What is required: Can you switch "interactable" to "clickable" throughout the rows below and leave every other part of them unchanged?

Exercise data:

-------

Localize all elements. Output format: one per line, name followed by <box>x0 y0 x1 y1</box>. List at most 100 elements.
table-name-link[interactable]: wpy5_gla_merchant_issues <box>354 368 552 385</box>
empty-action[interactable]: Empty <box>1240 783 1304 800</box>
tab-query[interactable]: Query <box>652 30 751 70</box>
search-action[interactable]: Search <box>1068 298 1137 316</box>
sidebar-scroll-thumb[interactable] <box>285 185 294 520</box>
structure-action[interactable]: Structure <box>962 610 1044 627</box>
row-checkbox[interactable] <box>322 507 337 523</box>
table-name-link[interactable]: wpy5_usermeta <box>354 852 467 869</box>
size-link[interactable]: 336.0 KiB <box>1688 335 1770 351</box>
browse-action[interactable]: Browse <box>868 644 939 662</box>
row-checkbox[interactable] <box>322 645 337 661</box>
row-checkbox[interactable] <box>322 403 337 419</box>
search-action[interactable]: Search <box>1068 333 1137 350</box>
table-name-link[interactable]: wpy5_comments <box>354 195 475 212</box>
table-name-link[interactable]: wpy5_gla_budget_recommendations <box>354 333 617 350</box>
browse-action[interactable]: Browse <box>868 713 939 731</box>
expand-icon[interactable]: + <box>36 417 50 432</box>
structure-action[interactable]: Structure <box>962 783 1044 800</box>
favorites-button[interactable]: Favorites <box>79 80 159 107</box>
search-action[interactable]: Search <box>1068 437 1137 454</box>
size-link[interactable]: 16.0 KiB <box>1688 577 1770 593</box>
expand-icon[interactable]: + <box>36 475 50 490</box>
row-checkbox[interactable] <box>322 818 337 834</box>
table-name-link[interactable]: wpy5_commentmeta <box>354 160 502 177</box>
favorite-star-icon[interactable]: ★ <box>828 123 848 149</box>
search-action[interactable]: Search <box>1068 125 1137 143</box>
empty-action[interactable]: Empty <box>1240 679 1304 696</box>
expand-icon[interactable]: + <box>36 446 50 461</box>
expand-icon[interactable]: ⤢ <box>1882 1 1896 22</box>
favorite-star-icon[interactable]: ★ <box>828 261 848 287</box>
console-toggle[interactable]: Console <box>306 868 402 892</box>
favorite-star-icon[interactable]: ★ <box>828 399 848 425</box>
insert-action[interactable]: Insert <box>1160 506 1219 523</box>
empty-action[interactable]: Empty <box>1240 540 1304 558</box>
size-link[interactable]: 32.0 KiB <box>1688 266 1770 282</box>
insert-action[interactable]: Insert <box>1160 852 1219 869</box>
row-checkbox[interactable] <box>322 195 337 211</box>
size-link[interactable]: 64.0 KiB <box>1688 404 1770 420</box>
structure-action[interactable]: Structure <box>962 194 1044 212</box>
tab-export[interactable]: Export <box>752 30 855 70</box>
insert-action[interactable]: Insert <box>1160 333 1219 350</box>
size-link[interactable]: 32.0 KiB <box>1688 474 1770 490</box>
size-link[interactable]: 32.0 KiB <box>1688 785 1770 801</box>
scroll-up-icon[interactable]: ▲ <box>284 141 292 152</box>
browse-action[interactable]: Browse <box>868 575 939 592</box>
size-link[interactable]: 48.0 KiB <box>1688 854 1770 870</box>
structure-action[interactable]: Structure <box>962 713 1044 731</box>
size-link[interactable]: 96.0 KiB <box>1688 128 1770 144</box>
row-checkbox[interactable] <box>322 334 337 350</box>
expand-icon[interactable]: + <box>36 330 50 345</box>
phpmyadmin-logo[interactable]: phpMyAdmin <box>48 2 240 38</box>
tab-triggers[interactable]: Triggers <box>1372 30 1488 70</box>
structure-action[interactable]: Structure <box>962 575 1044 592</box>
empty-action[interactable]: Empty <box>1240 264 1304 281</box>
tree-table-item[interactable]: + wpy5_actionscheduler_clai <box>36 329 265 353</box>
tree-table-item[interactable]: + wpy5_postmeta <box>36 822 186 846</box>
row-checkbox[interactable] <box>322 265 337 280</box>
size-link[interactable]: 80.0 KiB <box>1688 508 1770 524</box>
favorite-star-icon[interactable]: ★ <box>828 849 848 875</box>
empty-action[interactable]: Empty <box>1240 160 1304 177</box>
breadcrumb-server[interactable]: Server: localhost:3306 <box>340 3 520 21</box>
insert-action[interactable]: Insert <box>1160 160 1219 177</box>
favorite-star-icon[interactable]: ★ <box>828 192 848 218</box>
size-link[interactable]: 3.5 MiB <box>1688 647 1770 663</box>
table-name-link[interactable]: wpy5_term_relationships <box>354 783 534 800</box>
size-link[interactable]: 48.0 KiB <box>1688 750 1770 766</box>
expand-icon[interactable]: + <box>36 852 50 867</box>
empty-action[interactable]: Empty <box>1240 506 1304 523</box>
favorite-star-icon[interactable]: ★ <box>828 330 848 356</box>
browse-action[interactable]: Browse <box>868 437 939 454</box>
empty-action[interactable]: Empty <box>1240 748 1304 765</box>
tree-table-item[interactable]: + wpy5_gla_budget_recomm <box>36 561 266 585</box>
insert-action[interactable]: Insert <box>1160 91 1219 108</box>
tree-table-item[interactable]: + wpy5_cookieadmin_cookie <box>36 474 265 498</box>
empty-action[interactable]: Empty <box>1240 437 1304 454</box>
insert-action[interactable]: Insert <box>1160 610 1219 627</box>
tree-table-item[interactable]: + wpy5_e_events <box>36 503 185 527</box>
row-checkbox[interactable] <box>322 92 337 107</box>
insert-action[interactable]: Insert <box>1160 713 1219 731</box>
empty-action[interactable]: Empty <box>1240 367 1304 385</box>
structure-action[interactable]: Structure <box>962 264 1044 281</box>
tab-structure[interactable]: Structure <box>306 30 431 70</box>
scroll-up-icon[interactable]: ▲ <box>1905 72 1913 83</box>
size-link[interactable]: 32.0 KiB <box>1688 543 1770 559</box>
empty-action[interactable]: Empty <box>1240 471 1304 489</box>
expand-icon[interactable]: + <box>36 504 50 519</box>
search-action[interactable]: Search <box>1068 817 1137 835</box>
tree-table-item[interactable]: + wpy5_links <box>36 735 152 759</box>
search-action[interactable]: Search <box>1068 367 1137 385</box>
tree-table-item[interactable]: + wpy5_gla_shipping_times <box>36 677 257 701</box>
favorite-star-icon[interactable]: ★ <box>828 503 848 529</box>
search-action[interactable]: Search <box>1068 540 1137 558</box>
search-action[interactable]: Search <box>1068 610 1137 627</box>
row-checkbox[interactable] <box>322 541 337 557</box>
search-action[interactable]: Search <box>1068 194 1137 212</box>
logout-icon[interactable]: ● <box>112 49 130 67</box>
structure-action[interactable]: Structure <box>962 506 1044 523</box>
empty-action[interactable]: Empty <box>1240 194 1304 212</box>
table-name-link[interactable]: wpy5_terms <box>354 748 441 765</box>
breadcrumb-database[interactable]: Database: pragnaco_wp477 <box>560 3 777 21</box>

-------

Response to this exercise:
Localize all elements. Output format: one per line, name followed by <box>x0 y0 x1 y1</box>. List at most 100 elements.
table-name-link[clickable]: wpy5_gla_merchant_issues <box>354 368 552 385</box>
empty-action[clickable]: Empty <box>1240 783 1304 800</box>
tab-query[clickable]: Query <box>652 30 751 70</box>
search-action[clickable]: Search <box>1068 298 1137 316</box>
sidebar-scroll-thumb[clickable] <box>285 185 294 520</box>
structure-action[clickable]: Structure <box>962 610 1044 627</box>
row-checkbox[clickable] <box>322 507 337 523</box>
table-name-link[clickable]: wpy5_usermeta <box>354 852 467 869</box>
size-link[clickable]: 336.0 KiB <box>1688 335 1770 351</box>
browse-action[clickable]: Browse <box>868 644 939 662</box>
row-checkbox[clickable] <box>322 645 337 661</box>
row-checkbox[clickable] <box>322 403 337 419</box>
search-action[clickable]: Search <box>1068 333 1137 350</box>
table-name-link[clickable]: wpy5_comments <box>354 195 475 212</box>
table-name-link[clickable]: wpy5_gla_budget_recommendations <box>354 333 617 350</box>
browse-action[clickable]: Browse <box>868 713 939 731</box>
expand-icon[clickable]: + <box>36 417 50 432</box>
structure-action[clickable]: Structure <box>962 783 1044 800</box>
favorites-button[clickable]: Favorites <box>79 80 159 107</box>
search-action[clickable]: Search <box>1068 437 1137 454</box>
size-link[clickable]: 16.0 KiB <box>1688 577 1770 593</box>
expand-icon[clickable]: + <box>36 475 50 490</box>
row-checkbox[clickable] <box>322 818 337 834</box>
table-name-link[clickable]: wpy5_commentmeta <box>354 160 502 177</box>
favorite-star-icon[clickable]: ★ <box>828 123 848 149</box>
search-action[clickable]: Search <box>1068 125 1137 143</box>
empty-action[clickable]: Empty <box>1240 679 1304 696</box>
expand-icon[clickable]: + <box>36 446 50 461</box>
expand-icon[clickable]: ⤢ <box>1882 1 1896 22</box>
favorite-star-icon[clickable]: ★ <box>828 261 848 287</box>
console-toggle[clickable]: Console <box>306 868 402 892</box>
favorite-star-icon[clickable]: ★ <box>828 399 848 425</box>
insert-action[clickable]: Insert <box>1160 506 1219 523</box>
empty-action[clickable]: Empty <box>1240 540 1304 558</box>
size-link[clickable]: 32.0 KiB <box>1688 266 1770 282</box>
insert-action[clickable]: Insert <box>1160 852 1219 869</box>
row-checkbox[clickable] <box>322 195 337 211</box>
size-link[clickable]: 64.0 KiB <box>1688 404 1770 420</box>
structure-action[clickable]: Structure <box>962 194 1044 212</box>
tab-export[clickable]: Export <box>752 30 855 70</box>
insert-action[clickable]: Insert <box>1160 333 1219 350</box>
size-link[clickable]: 32.0 KiB <box>1688 474 1770 490</box>
size-link[clickable]: 32.0 KiB <box>1688 785 1770 801</box>
scroll-up-icon[clickable]: ▲ <box>284 141 292 152</box>
browse-action[clickable]: Browse <box>868 575 939 592</box>
size-link[clickable]: 48.0 KiB <box>1688 854 1770 870</box>
structure-action[clickable]: Structure <box>962 713 1044 731</box>
size-link[clickable]: 96.0 KiB <box>1688 128 1770 144</box>
row-checkbox[clickable] <box>322 334 337 350</box>
expand-icon[clickable]: + <box>36 330 50 345</box>
phpmyadmin-logo[clickable]: phpMyAdmin <box>48 2 240 38</box>
tab-triggers[clickable]: Triggers <box>1372 30 1488 70</box>
structure-action[clickable]: Structure <box>962 575 1044 592</box>
empty-action[clickable]: Empty <box>1240 264 1304 281</box>
tree-table-item[clickable]: + wpy5_actionscheduler_clai <box>36 329 265 353</box>
tree-table-item[clickable]: + wpy5_postmeta <box>36 822 186 846</box>
row-checkbox[clickable] <box>322 265 337 280</box>
size-link[clickable]: 80.0 KiB <box>1688 508 1770 524</box>
favorite-star-icon[clickable]: ★ <box>828 849 848 875</box>
empty-action[clickable]: Empty <box>1240 160 1304 177</box>
breadcrumb-server[clickable]: Server: localhost:3306 <box>340 3 520 21</box>
insert-action[clickable]: Insert <box>1160 160 1219 177</box>
favorite-star-icon[clickable]: ★ <box>828 192 848 218</box>
size-link[clickable]: 3.5 MiB <box>1688 647 1770 663</box>
table-name-link[clickable]: wpy5_term_relationships <box>354 783 534 800</box>
size-link[clickable]: 48.0 KiB <box>1688 750 1770 766</box>
expand-icon[clickable]: + <box>36 852 50 867</box>
empty-action[clickable]: Empty <box>1240 506 1304 523</box>
favorite-star-icon[clickable]: ★ <box>828 330 848 356</box>
browse-action[clickable]: Browse <box>868 437 939 454</box>
empty-action[clickable]: Empty <box>1240 748 1304 765</box>
tree-table-item[clickable]: + wpy5_gla_budget_recomm <box>36 561 266 585</box>
insert-action[clickable]: Insert <box>1160 91 1219 108</box>
tree-table-item[clickable]: + wpy5_cookieadmin_cookie <box>36 474 265 498</box>
empty-action[clickable]: Empty <box>1240 437 1304 454</box>
insert-action[clickable]: Insert <box>1160 610 1219 627</box>
tree-table-item[clickable]: + wpy5_e_events <box>36 503 185 527</box>
row-checkbox[clickable] <box>322 92 337 107</box>
insert-action[clickable]: Insert <box>1160 713 1219 731</box>
empty-action[clickable]: Empty <box>1240 367 1304 385</box>
structure-action[clickable]: Structure <box>962 264 1044 281</box>
tab-structure[clickable]: Structure <box>306 30 431 70</box>
scroll-up-icon[clickable]: ▲ <box>1905 72 1913 83</box>
size-link[clickable]: 32.0 KiB <box>1688 543 1770 559</box>
empty-action[clickable]: Empty <box>1240 471 1304 489</box>
expand-icon[clickable]: + <box>36 504 50 519</box>
search-action[clickable]: Search <box>1068 817 1137 835</box>
tree-table-item[clickable]: + wpy5_links <box>36 735 152 759</box>
search-action[clickable]: Search <box>1068 367 1137 385</box>
tree-table-item[clickable]: + wpy5_gla_shipping_times <box>36 677 257 701</box>
favorite-star-icon[clickable]: ★ <box>828 503 848 529</box>
search-action[clickable]: Search <box>1068 540 1137 558</box>
search-action[clickable]: Search <box>1068 610 1137 627</box>
row-checkbox[clickable] <box>322 541 337 557</box>
search-action[clickable]: Search <box>1068 194 1137 212</box>
logout-icon[clickable]: ● <box>112 49 130 67</box>
structure-action[clickable]: Structure <box>962 506 1044 523</box>
empty-action[clickable]: Empty <box>1240 194 1304 212</box>
table-name-link[clickable]: wpy5_terms <box>354 748 441 765</box>
breadcrumb-database[clickable]: Database: pragnaco_wp477 <box>560 3 777 21</box>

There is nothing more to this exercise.